__Records__
════
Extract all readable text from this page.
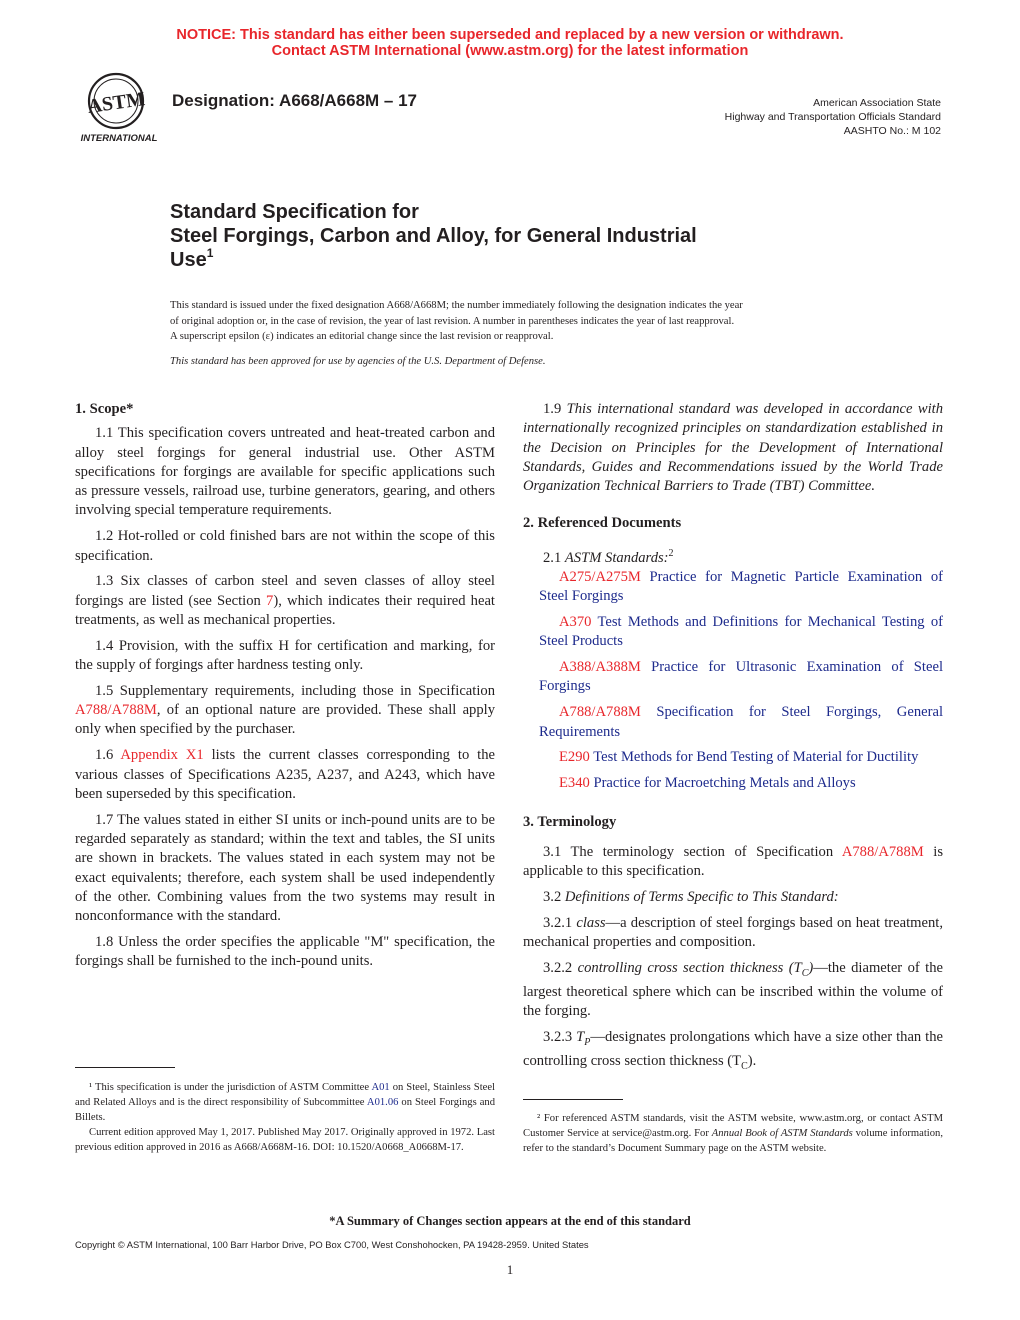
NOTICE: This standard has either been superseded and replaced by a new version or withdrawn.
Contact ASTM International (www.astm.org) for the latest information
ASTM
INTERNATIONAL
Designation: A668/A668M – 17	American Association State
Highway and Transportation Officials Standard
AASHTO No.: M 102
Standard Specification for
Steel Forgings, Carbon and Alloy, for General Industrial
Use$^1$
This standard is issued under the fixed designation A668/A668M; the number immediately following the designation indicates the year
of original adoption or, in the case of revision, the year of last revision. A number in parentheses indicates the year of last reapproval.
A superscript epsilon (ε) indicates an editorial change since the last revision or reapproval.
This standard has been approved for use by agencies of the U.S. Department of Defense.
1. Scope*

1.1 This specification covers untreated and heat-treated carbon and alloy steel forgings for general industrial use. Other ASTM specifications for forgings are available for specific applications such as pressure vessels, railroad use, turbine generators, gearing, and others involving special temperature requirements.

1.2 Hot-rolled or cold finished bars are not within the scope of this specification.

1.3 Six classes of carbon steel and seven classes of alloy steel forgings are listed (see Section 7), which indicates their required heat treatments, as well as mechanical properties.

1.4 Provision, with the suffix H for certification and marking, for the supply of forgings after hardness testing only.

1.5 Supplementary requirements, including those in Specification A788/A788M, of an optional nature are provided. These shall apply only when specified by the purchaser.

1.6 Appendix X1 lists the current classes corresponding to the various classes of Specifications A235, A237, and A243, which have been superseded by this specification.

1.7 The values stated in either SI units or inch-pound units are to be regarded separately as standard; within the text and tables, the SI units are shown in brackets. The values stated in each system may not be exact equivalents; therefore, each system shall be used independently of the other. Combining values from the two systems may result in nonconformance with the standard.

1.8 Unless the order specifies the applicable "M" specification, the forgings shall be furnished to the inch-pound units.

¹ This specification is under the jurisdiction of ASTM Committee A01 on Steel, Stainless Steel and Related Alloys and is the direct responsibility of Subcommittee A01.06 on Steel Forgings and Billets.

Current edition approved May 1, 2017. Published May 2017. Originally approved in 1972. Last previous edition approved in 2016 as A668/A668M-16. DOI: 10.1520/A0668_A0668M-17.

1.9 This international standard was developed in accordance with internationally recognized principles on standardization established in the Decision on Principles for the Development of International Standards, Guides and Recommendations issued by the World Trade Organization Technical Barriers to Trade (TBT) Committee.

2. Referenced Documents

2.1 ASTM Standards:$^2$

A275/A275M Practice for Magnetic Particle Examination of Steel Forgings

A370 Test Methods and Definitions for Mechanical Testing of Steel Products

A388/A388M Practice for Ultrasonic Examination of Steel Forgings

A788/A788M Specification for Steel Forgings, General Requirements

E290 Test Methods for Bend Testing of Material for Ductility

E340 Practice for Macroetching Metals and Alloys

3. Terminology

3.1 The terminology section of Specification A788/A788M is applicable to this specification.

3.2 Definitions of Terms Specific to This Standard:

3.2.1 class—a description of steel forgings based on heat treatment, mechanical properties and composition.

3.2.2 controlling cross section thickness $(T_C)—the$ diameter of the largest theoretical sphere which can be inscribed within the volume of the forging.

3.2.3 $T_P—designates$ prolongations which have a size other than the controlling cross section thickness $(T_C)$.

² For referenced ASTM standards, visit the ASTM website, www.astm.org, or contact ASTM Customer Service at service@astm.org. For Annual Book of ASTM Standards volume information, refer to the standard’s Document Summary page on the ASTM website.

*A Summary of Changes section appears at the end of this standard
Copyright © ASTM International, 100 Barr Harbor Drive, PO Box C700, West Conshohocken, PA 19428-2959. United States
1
════
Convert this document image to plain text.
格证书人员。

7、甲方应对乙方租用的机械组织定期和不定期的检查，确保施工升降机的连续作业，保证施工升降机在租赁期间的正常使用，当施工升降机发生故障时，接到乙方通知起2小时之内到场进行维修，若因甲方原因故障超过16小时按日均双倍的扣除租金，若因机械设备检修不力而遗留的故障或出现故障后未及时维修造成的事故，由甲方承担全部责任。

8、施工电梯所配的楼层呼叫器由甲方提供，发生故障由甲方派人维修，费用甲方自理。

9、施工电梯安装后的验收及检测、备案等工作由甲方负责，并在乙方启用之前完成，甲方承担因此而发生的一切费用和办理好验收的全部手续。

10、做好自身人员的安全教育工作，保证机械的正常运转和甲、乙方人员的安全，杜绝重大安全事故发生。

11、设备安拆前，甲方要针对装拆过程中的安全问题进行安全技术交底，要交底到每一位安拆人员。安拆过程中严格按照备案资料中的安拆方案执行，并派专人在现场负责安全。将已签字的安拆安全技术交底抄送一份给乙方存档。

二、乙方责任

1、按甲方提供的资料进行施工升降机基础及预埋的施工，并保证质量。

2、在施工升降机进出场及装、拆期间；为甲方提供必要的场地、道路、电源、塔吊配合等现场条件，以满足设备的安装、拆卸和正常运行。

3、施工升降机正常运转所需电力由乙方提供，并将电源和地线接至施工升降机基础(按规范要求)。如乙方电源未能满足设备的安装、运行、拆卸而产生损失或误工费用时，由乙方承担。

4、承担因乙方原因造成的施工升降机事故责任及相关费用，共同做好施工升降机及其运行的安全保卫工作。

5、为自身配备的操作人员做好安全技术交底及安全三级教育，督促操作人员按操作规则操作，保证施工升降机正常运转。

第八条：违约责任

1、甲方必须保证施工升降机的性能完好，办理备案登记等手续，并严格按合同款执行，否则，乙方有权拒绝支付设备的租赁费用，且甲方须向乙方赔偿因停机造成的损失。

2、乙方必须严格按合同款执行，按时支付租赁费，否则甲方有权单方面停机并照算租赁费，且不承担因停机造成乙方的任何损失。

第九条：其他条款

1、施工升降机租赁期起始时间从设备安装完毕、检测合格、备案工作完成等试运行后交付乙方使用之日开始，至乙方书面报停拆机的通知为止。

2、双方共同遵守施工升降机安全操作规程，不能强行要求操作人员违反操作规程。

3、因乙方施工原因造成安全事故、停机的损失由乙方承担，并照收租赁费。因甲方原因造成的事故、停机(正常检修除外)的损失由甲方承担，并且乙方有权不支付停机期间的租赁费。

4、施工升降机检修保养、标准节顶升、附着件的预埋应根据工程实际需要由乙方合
════
Go through the records. Copy each line where "classes" appears.

__Task answer__
1.3 Six classes of carbon steel and seven classes of alloy steel forgings are listed (see Section 7), which indicates their required heat treatments, as well as mechanical properties.
1.6 Appendix X1 lists the current classes corresponding to the various classes of Specifications A235, A237, and A243, which have been superseded by this specification.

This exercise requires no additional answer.